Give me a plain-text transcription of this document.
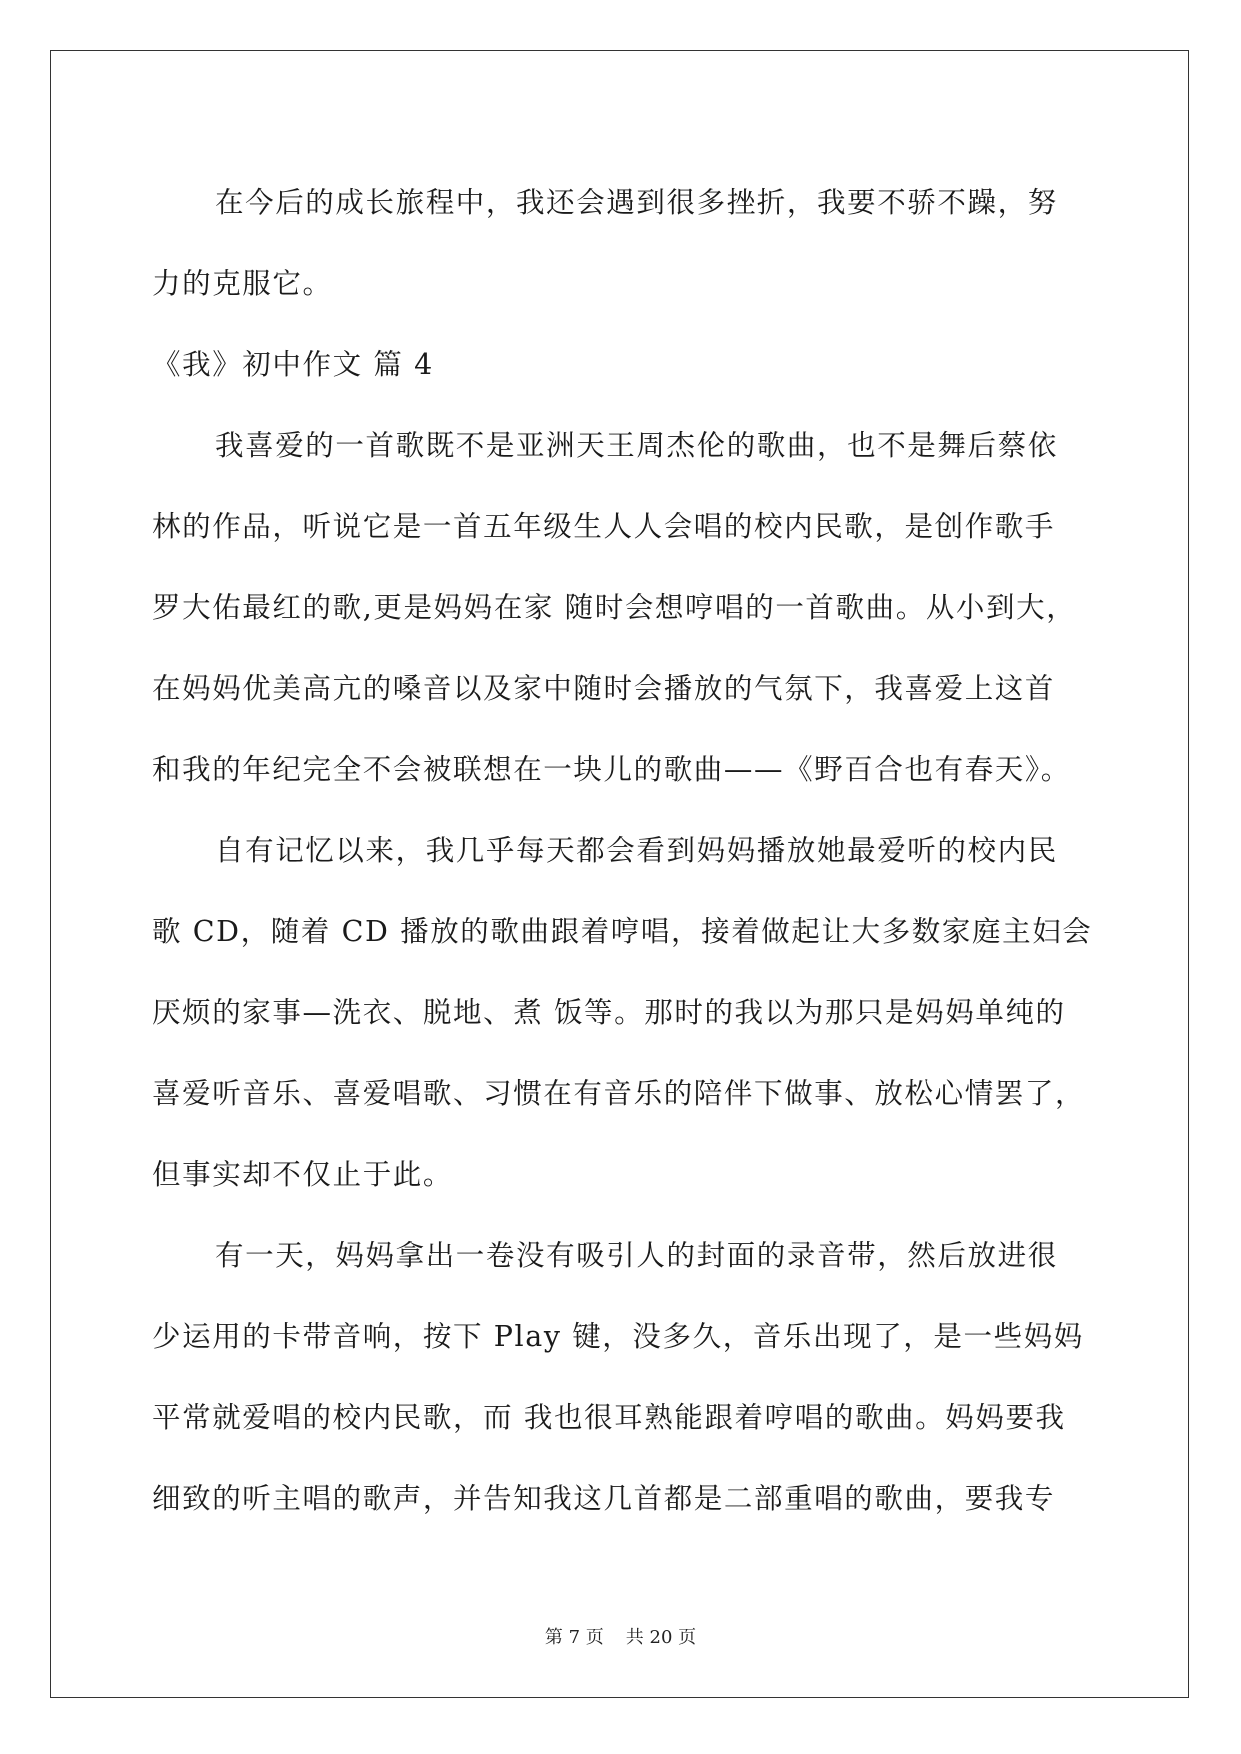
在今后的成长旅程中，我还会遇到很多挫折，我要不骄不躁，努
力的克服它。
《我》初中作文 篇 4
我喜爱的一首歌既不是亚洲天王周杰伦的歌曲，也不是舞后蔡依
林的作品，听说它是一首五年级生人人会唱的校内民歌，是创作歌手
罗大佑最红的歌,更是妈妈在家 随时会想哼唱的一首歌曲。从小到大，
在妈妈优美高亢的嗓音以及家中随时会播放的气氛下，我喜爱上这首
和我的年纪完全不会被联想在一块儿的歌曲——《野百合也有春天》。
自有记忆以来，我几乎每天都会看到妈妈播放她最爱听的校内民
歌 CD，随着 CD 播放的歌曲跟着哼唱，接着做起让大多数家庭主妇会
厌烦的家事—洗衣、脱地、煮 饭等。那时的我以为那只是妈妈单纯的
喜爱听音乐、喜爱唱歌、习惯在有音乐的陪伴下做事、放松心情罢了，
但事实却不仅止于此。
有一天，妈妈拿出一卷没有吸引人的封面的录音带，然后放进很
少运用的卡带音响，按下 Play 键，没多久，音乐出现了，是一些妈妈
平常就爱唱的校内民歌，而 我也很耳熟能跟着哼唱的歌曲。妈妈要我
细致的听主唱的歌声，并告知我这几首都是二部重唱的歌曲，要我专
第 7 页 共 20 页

════════

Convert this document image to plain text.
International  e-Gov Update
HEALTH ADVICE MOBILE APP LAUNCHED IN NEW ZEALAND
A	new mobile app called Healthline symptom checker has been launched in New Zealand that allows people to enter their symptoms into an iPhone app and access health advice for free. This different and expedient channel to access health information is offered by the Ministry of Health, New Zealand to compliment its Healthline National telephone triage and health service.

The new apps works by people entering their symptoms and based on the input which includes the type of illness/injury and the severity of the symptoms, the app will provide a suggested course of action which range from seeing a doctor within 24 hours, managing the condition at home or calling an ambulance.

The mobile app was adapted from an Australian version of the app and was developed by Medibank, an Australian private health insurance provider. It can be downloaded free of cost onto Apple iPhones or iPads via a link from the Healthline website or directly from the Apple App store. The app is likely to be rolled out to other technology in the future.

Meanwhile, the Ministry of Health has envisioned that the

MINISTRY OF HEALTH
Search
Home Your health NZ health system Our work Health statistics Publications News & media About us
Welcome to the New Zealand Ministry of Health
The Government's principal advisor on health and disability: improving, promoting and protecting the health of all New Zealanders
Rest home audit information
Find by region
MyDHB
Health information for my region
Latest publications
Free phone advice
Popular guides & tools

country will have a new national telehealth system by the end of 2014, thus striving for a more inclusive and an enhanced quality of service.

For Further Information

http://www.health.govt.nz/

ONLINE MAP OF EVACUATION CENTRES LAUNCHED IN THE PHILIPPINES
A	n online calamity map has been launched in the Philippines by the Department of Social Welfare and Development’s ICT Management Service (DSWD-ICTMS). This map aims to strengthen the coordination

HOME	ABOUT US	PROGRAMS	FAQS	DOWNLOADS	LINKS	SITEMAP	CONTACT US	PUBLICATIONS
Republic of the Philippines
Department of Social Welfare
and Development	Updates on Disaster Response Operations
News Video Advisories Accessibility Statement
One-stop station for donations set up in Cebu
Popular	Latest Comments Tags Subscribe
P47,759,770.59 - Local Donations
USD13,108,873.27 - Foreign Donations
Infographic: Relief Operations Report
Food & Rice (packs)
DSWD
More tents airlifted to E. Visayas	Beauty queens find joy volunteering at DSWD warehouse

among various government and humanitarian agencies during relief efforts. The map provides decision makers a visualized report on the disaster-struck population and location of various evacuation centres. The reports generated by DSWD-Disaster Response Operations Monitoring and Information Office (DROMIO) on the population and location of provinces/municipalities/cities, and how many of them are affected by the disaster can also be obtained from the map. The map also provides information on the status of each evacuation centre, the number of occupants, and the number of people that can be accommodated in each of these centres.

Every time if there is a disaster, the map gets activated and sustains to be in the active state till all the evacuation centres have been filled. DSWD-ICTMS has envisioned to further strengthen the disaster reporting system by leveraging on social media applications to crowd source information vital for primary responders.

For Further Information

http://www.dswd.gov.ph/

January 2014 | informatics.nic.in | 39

════════

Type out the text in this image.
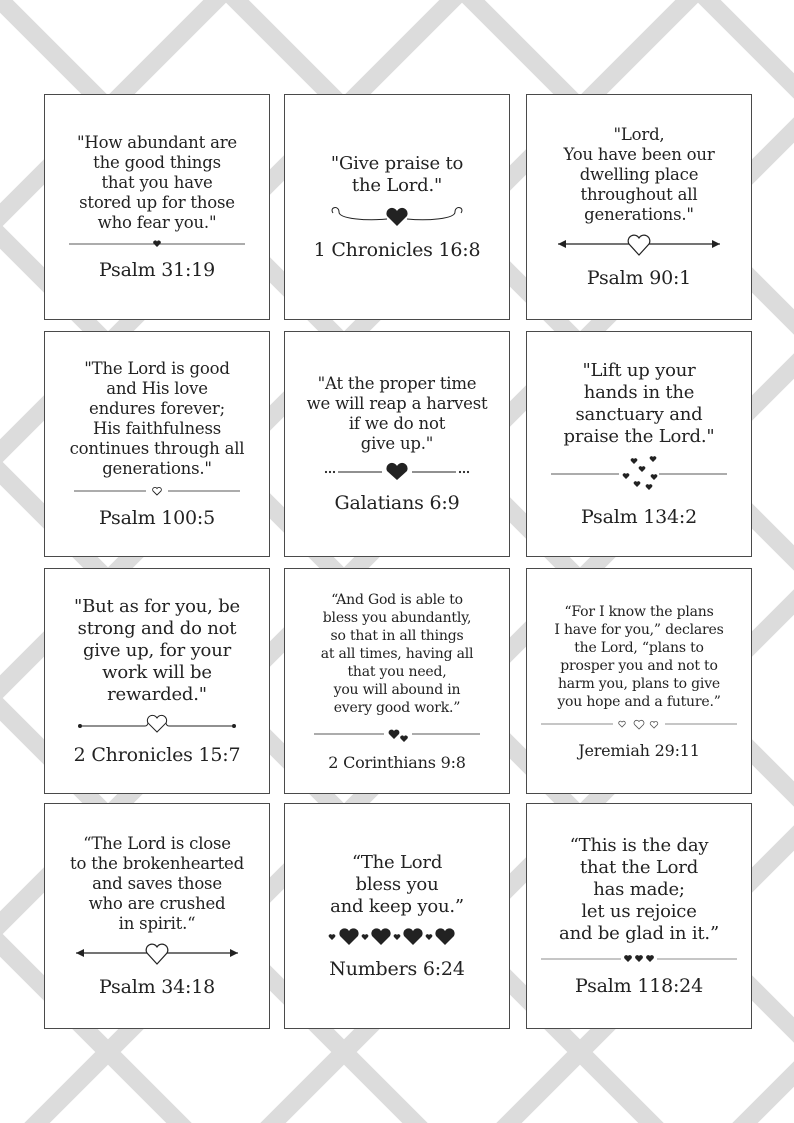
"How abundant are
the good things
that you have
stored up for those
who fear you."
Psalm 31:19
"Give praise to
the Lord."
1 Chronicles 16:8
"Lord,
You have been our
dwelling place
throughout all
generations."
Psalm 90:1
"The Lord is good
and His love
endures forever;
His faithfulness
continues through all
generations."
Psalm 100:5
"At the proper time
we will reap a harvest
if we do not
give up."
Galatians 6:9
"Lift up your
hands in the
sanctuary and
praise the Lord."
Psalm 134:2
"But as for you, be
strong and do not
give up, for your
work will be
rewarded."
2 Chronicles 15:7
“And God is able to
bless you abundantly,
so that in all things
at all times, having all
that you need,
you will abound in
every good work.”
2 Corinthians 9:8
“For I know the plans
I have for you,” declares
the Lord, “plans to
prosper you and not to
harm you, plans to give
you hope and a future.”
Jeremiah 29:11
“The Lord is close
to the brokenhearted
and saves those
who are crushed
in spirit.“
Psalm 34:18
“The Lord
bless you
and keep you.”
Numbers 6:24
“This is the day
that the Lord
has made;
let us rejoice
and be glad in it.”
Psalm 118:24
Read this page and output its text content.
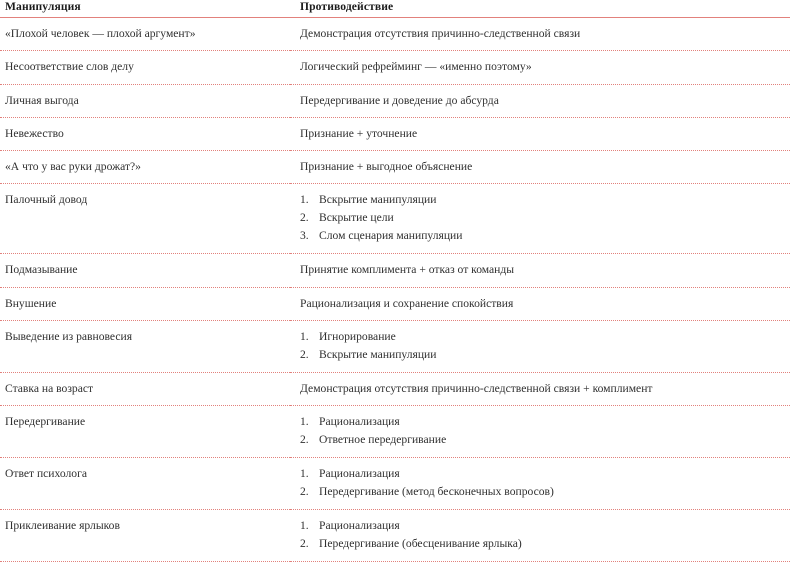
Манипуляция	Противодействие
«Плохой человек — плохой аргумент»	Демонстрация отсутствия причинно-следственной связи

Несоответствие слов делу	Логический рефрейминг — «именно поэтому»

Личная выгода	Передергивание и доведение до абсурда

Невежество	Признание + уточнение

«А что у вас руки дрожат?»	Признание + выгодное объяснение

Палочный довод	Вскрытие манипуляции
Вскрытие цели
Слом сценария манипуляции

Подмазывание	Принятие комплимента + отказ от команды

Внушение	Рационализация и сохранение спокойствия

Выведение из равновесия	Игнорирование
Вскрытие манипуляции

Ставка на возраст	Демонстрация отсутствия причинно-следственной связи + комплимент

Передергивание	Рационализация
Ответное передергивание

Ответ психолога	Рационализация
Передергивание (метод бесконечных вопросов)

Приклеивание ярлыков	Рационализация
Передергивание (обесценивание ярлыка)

════════

### To do
Give the number of lines that hold the word "Признание" in these records, with nothing added.

### Exercise solution
2